Can you update the lines below by replacing every "style-swatch" with "theme-swatch" and leaving everything else unchanged? Leave the pictures out of your answer.

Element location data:
- - - -
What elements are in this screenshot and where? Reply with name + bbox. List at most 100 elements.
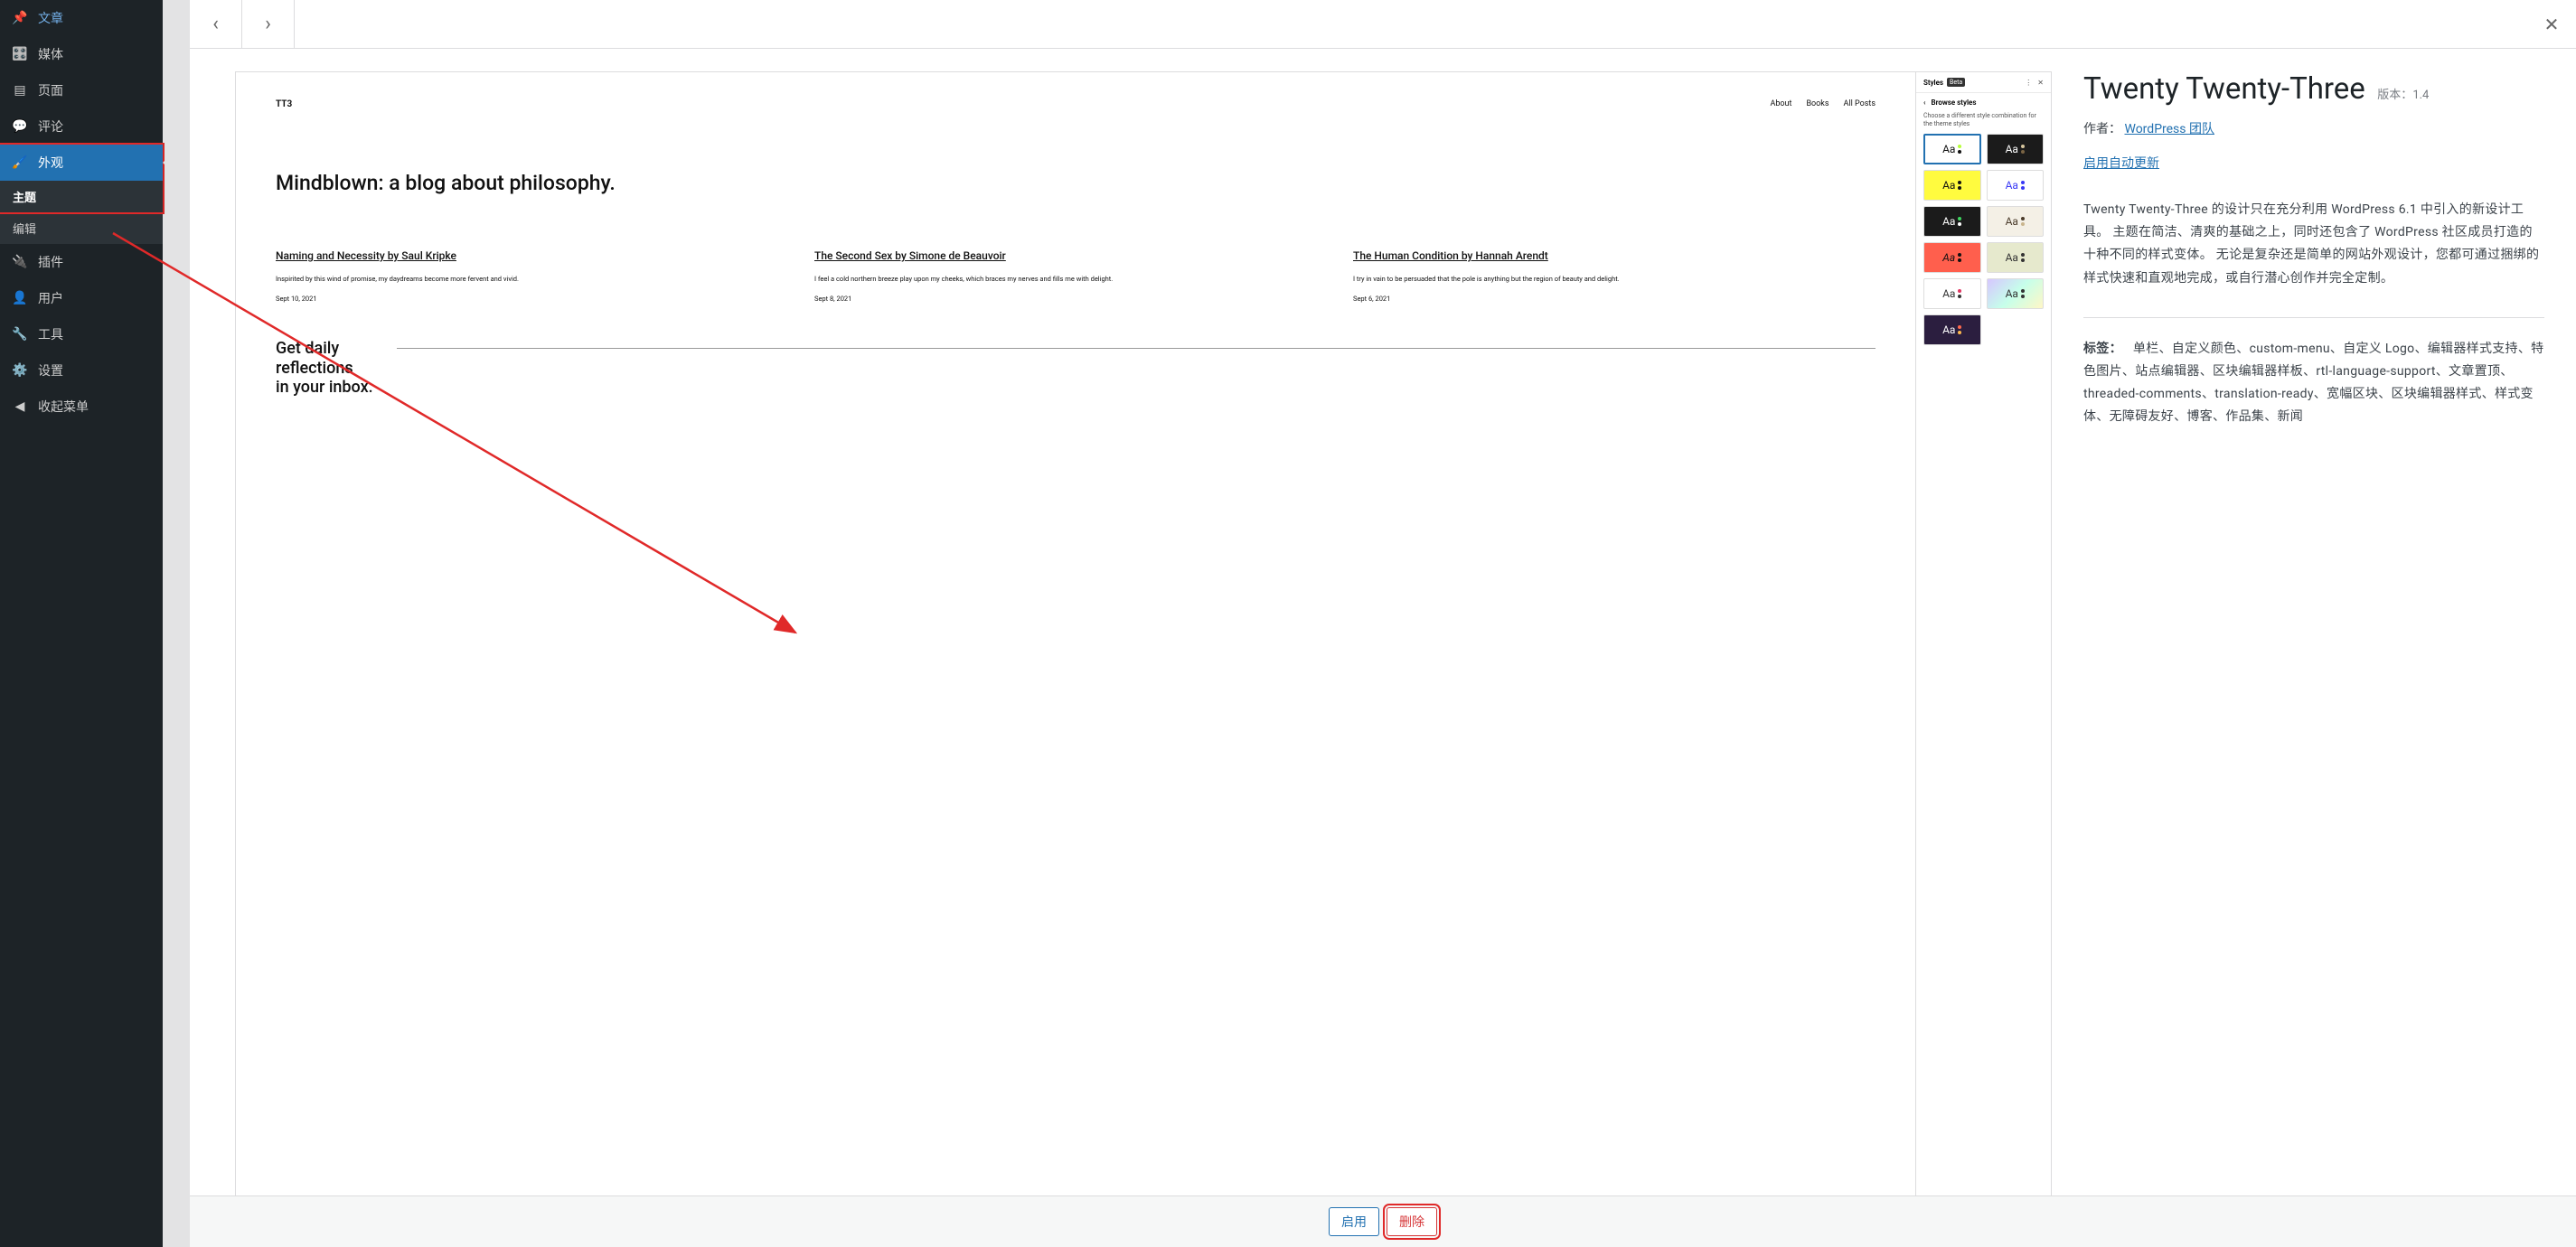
brush-icon: 🖌️ [11, 154, 29, 172]
preview-post-excerpt: I try in vain to be persuaded that the p… [1353, 275, 1876, 285]
preview-main: TT3 About Books All Posts Mindblown: a b… [236, 72, 1915, 1195]
style-swatch: Aa [1987, 206, 2045, 237]
sidebar-item-plugins[interactable]: 🔌 插件 [0, 244, 163, 280]
appearance-submenu-rest: 编辑 [0, 212, 163, 244]
style-swatch: Aa [1987, 134, 2045, 164]
author-link[interactable]: WordPress 团队 [2124, 122, 2214, 136]
media-icon: 🎛️ [11, 45, 29, 63]
chevron-right-icon: › [265, 13, 271, 35]
chevron-left-icon: ‹ [212, 13, 219, 35]
theme-title: Twenty Twenty-Three [2083, 71, 2365, 107]
admin-sidebar: 📌 文章 🎛️ 媒体 ▤ 页面 💬 评论 🖌️ 外观 主题 编辑 🔌 插件 👤 … [0, 0, 163, 1247]
sidebar-label: 媒体 [38, 45, 63, 63]
style-swatch: Aa [1987, 278, 2045, 309]
sidebar-item-tools[interactable]: 🔧 工具 [0, 316, 163, 352]
style-swatch: Aa [1923, 170, 1981, 201]
pin-icon: 📌 [11, 9, 29, 27]
activate-button[interactable]: 启用 [1329, 1207, 1379, 1236]
beta-badge: Beta [1947, 78, 1965, 87]
settings-icon: ⚙️ [11, 361, 29, 380]
theme-details-modal: ‹ › ✕ TT3 About Books [190, 0, 2576, 1247]
preview-nav-item: About [1770, 99, 1791, 109]
styles-grid: AaAaAaAaAaAaAaAaAaAaAa [1916, 134, 2051, 345]
modal-header: ‹ › ✕ [190, 0, 2576, 49]
style-swatch: Aa [1923, 206, 1981, 237]
sidebar-label: 收起菜单 [38, 398, 89, 416]
user-icon: 👤 [11, 289, 29, 307]
preview-post: The Second Sex by Simone de Beauvoir I f… [814, 249, 1337, 303]
styles-title: Styles [1923, 79, 1943, 87]
preview-posts: Naming and Necessity by Saul Kripke Insp… [276, 249, 1876, 303]
preview-post-date: Sept 8, 2021 [814, 295, 1337, 303]
sidebar-label: 页面 [38, 81, 63, 99]
page-icon: ▤ [11, 81, 29, 99]
preview-post-title: The Human Condition by Hannah Arendt [1353, 249, 1876, 264]
style-swatch: Aa [1923, 134, 1981, 164]
sidebar-item-users[interactable]: 👤 用户 [0, 280, 163, 316]
plugin-icon: 🔌 [11, 253, 29, 271]
main-content: 感谢使用 WordPress 进行创造 ‹ › ✕ TT3 [163, 0, 2576, 1247]
close-icon: ✕ [2544, 14, 2560, 35]
preview-post-title: The Second Sex by Simone de Beauvoir [814, 249, 1337, 264]
preview-post-excerpt: Inspirited by this wind of promise, my d… [276, 275, 798, 285]
close-icon: ✕ [2037, 79, 2044, 87]
sidebar-label: 用户 [38, 289, 63, 307]
theme-details: Twenty Twenty-Three 版本：1.4 作者： WordPress… [2083, 71, 2544, 1195]
comment-icon: 💬 [11, 117, 29, 136]
sidebar-label: 外观 [38, 154, 63, 172]
style-swatch: Aa [1987, 170, 2045, 201]
chevron-left-icon: ‹ [1923, 98, 1925, 107]
sidebar-item-pages[interactable]: ▤ 页面 [0, 72, 163, 108]
sidebar-label: 评论 [38, 117, 63, 136]
preview-nav-item: All Posts [1844, 99, 1876, 109]
prev-theme-button[interactable]: ‹ [190, 0, 242, 48]
enable-auto-update-link[interactable]: 启用自动更新 [2083, 154, 2159, 172]
sidebar-sub-themes[interactable]: 主题 [0, 181, 163, 212]
theme-description: Twenty Twenty-Three 的设计只在充分利用 WordPress … [2083, 199, 2544, 290]
theme-version: 版本：1.4 [2377, 89, 2429, 102]
next-theme-button[interactable]: › [242, 0, 295, 48]
preview-post-excerpt: I feel a cold northern breeze play upon … [814, 275, 1337, 285]
more-icon: ⋮ [2025, 79, 2032, 87]
sidebar-sub-editor[interactable]: 编辑 [0, 212, 163, 244]
wrench-icon: 🔧 [11, 325, 29, 343]
collapse-icon: ◀ [11, 398, 29, 416]
sidebar-item-appearance[interactable]: 🖌️ 外观 [0, 145, 163, 181]
preview-post-date: Sept 6, 2021 [1353, 295, 1876, 303]
sidebar-item-posts[interactable]: 📌 文章 [0, 0, 163, 36]
divider [2083, 317, 2544, 318]
preview-logo: TT3 [276, 99, 292, 109]
preview-hero: Mindblown: a blog about philosophy. [276, 171, 1876, 195]
theme-author: 作者： WordPress 团队 [2083, 119, 2544, 137]
browse-styles-label: Browse styles [1931, 98, 1976, 107]
theme-tags: 标签：单栏、自定义颜色、custom-menu、自定义 Logo、编辑器样式支持… [2083, 338, 2544, 429]
sidebar-label: 工具 [38, 325, 63, 343]
preview-nav: About Books All Posts [1770, 99, 1876, 109]
sidebar-label: 设置 [38, 361, 63, 380]
sidebar-item-comments[interactable]: 💬 评论 [0, 108, 163, 145]
preview-post: Naming and Necessity by Saul Kripke Insp… [276, 249, 798, 303]
delete-button[interactable]: 删除 [1387, 1207, 1437, 1236]
style-swatch: Aa [1923, 314, 1981, 345]
preview-styles-panel: Styles Beta ⋮ ✕ ‹ Browse styles Choose a… [1915, 72, 2051, 1195]
preview-post-date: Sept 10, 2021 [276, 295, 798, 303]
theme-screenshot-wrap: TT3 About Books All Posts Mindblown: a b… [235, 71, 2052, 1195]
preview-divider [397, 348, 1876, 349]
appearance-highlighted-group: 🖌️ 外观 主题 [0, 145, 163, 212]
preview-post-title: Naming and Necessity by Saul Kripke [276, 249, 798, 264]
styles-desc: Choose a different style combination for… [1916, 112, 2051, 134]
modal-body: TT3 About Books All Posts Mindblown: a b… [190, 49, 2576, 1195]
appearance-submenu: 主题 [0, 181, 163, 212]
preview-cta: Get daily reflections in your inbox. [276, 339, 373, 398]
preview-nav-item: Books [1806, 99, 1829, 109]
modal-footer: 启用 删除 [190, 1195, 2576, 1247]
sidebar-item-settings[interactable]: ⚙️ 设置 [0, 352, 163, 389]
preview-post: The Human Condition by Hannah Arendt I t… [1353, 249, 1876, 303]
sidebar-label: 文章 [38, 9, 63, 27]
sidebar-item-collapse[interactable]: ◀ 收起菜单 [0, 389, 163, 425]
sidebar-label: 插件 [38, 253, 63, 271]
style-swatch: Aa [1923, 278, 1981, 309]
close-modal-button[interactable]: ✕ [2527, 0, 2576, 48]
style-swatch: Aa [1987, 242, 2045, 273]
sidebar-item-media[interactable]: 🎛️ 媒体 [0, 36, 163, 72]
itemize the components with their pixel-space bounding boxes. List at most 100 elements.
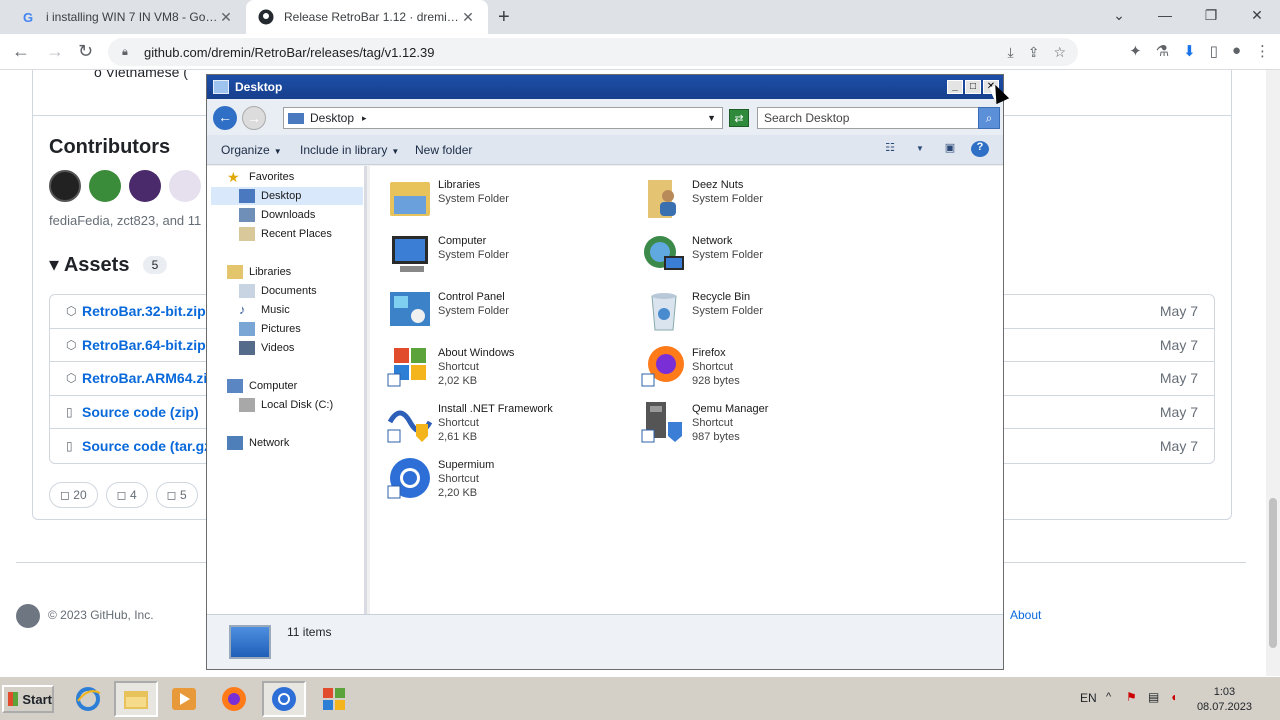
- - - -
■ Solution for this problem
What elements are in this screenshot and where? Reply with name + bbox. List at most 100 elements.
brush-icon: 🖌️ [11, 154, 29, 172]
preview-post-excerpt: I try in vain to be persuaded that the p… [1353, 275, 1876, 285]
preview-main: TT3 About Books All Posts Mindblown: a b… [236, 72, 1915, 1195]
theme-swatch: Aa [1987, 206, 2045, 237]
sidebar-item-plugins[interactable]: 🔌 插件 [0, 244, 163, 280]
appearance-submenu-rest: 编辑 [0, 212, 163, 244]
theme-swatch: Aa [1987, 134, 2045, 164]
author-link[interactable]: WordPress 团队 [2124, 122, 2214, 136]
media-icon: 🎛️ [11, 45, 29, 63]
chevron-right-icon: › [265, 13, 271, 35]
chevron-left-icon: ‹ [212, 13, 219, 35]
theme-title: Twenty Twenty-Three [2083, 71, 2365, 107]
admin-sidebar: 📌 文章 🎛️ 媒体 ▤ 页面 💬 评论 🖌️ 外观 主题 编辑 🔌 插件 👤 … [0, 0, 163, 1247]
sidebar-label: 媒体 [38, 45, 63, 63]
theme-swatch: Aa [1987, 278, 2045, 309]
sidebar-item-tools[interactable]: 🔧 工具 [0, 316, 163, 352]
theme-swatch: Aa [1923, 170, 1981, 201]
pin-icon: 📌 [11, 9, 29, 27]
activate-button[interactable]: 启用 [1329, 1207, 1379, 1236]
beta-badge: Beta [1947, 78, 1965, 87]
settings-icon: ⚙️ [11, 361, 29, 380]
theme-details-modal: ‹ › ✕ TT3 About Books [190, 0, 2576, 1247]
preview-nav-item: About [1770, 99, 1791, 109]
styles-grid: AaAaAaAaAaAaAaAaAaAaAa [1916, 134, 2051, 345]
modal-header: ‹ › ✕ [190, 0, 2576, 49]
theme-swatch: Aa [1923, 206, 1981, 237]
sidebar-label: 收起菜单 [38, 398, 89, 416]
user-icon: 👤 [11, 289, 29, 307]
preview-post: The Second Sex by Simone de Beauvoir I f… [814, 249, 1337, 303]
styles-title: Styles [1923, 79, 1943, 87]
preview-posts: Naming and Necessity by Saul Kripke Insp… [276, 249, 1876, 303]
preview-post-date: Sept 8, 2021 [814, 295, 1337, 303]
sidebar-label: 页面 [38, 81, 63, 99]
page-icon: ▤ [11, 81, 29, 99]
preview-post-title: The Human Condition by Hannah Arendt [1353, 249, 1876, 264]
theme-swatch: Aa [1923, 134, 1981, 164]
sidebar-item-users[interactable]: 👤 用户 [0, 280, 163, 316]
plugin-icon: 🔌 [11, 253, 29, 271]
main-content: 感谢使用 WordPress 进行创造 ‹ › ✕ TT3 [163, 0, 2576, 1247]
close-icon: ✕ [2544, 14, 2560, 35]
preview-post-title: The Second Sex by Simone de Beauvoir [814, 249, 1337, 264]
preview-post-excerpt: Inspirited by this wind of promise, my d… [276, 275, 798, 285]
close-icon: ✕ [2037, 79, 2044, 87]
sidebar-label: 用户 [38, 289, 63, 307]
theme-details: Twenty Twenty-Three 版本：1.4 作者： WordPress… [2083, 71, 2544, 1195]
comment-icon: 💬 [11, 117, 29, 136]
sidebar-label: 外观 [38, 154, 63, 172]
theme-swatch: Aa [1987, 170, 2045, 201]
chevron-left-icon: ‹ [1923, 98, 1925, 107]
sidebar-item-pages[interactable]: ▤ 页面 [0, 72, 163, 108]
sidebar-label: 评论 [38, 117, 63, 136]
preview-nav-item: All Posts [1844, 99, 1876, 109]
prev-theme-button[interactable]: ‹ [190, 0, 242, 48]
enable-auto-update-link[interactable]: 启用自动更新 [2083, 154, 2159, 172]
sidebar-sub-themes[interactable]: 主题 [0, 181, 163, 212]
theme-description: Twenty Twenty-Three 的设计只在充分利用 WordPress … [2083, 199, 2544, 290]
theme-version: 版本：1.4 [2377, 89, 2429, 102]
next-theme-button[interactable]: › [242, 0, 295, 48]
preview-post-excerpt: I feel a cold northern breeze play upon … [814, 275, 1337, 285]
more-icon: ⋮ [2025, 79, 2032, 87]
sidebar-sub-editor[interactable]: 编辑 [0, 212, 163, 244]
wrench-icon: 🔧 [11, 325, 29, 343]
collapse-icon: ◀ [11, 398, 29, 416]
sidebar-item-appearance[interactable]: 🖌️ 外观 [0, 145, 163, 181]
preview-post-date: Sept 6, 2021 [1353, 295, 1876, 303]
sidebar-item-posts[interactable]: 📌 文章 [0, 0, 163, 36]
divider [2083, 317, 2544, 318]
preview-logo: TT3 [276, 99, 292, 109]
preview-hero: Mindblown: a blog about philosophy. [276, 171, 1876, 195]
theme-author: 作者： WordPress 团队 [2083, 119, 2544, 137]
browse-styles-label: Browse styles [1931, 98, 1976, 107]
theme-tags: 标签：单栏、自定义颜色、custom-menu、自定义 Logo、编辑器样式支持… [2083, 338, 2544, 429]
sidebar-label: 工具 [38, 325, 63, 343]
preview-nav: About Books All Posts [1770, 99, 1876, 109]
sidebar-label: 设置 [38, 361, 63, 380]
sidebar-item-comments[interactable]: 💬 评论 [0, 108, 163, 145]
preview-post: Naming and Necessity by Saul Kripke Insp… [276, 249, 798, 303]
delete-button[interactable]: 删除 [1387, 1207, 1437, 1236]
theme-swatch: Aa [1923, 314, 1981, 345]
preview-styles-panel: Styles Beta ⋮ ✕ ‹ Browse styles Choose a… [1915, 72, 2051, 1195]
preview-post-date: Sept 10, 2021 [276, 295, 798, 303]
theme-screenshot-wrap: TT3 About Books All Posts Mindblown: a b… [235, 71, 2052, 1195]
preview-divider [397, 348, 1876, 349]
appearance-highlighted-group: 🖌️ 外观 主题 [0, 145, 163, 212]
preview-post-title: Naming and Necessity by Saul Kripke [276, 249, 798, 264]
styles-desc: Choose a different style combination for… [1916, 112, 2051, 134]
modal-body: TT3 About Books All Posts Mindblown: a b… [190, 49, 2576, 1195]
appearance-submenu: 主题 [0, 181, 163, 212]
preview-cta: Get daily reflections in your inbox. [276, 339, 373, 398]
preview-nav-item: Books [1806, 99, 1829, 109]
modal-footer: 启用 删除 [190, 1195, 2576, 1247]
sidebar-item-settings[interactable]: ⚙️ 设置 [0, 352, 163, 389]
preview-post: The Human Condition by Hannah Arendt I t… [1353, 249, 1876, 303]
sidebar-label: 文章 [38, 9, 63, 27]
sidebar-item-collapse[interactable]: ◀ 收起菜单 [0, 389, 163, 425]
sidebar-label: 插件 [38, 253, 63, 271]
theme-swatch: Aa [1923, 278, 1981, 309]
close-modal-button[interactable]: ✕ [2527, 0, 2576, 48]
theme-swatch: Aa [1987, 242, 2045, 273]
sidebar-item-media[interactable]: 🎛️ 媒体 [0, 36, 163, 72]
itemize the components with their pixel-space bounding boxes. List at most 100 elements.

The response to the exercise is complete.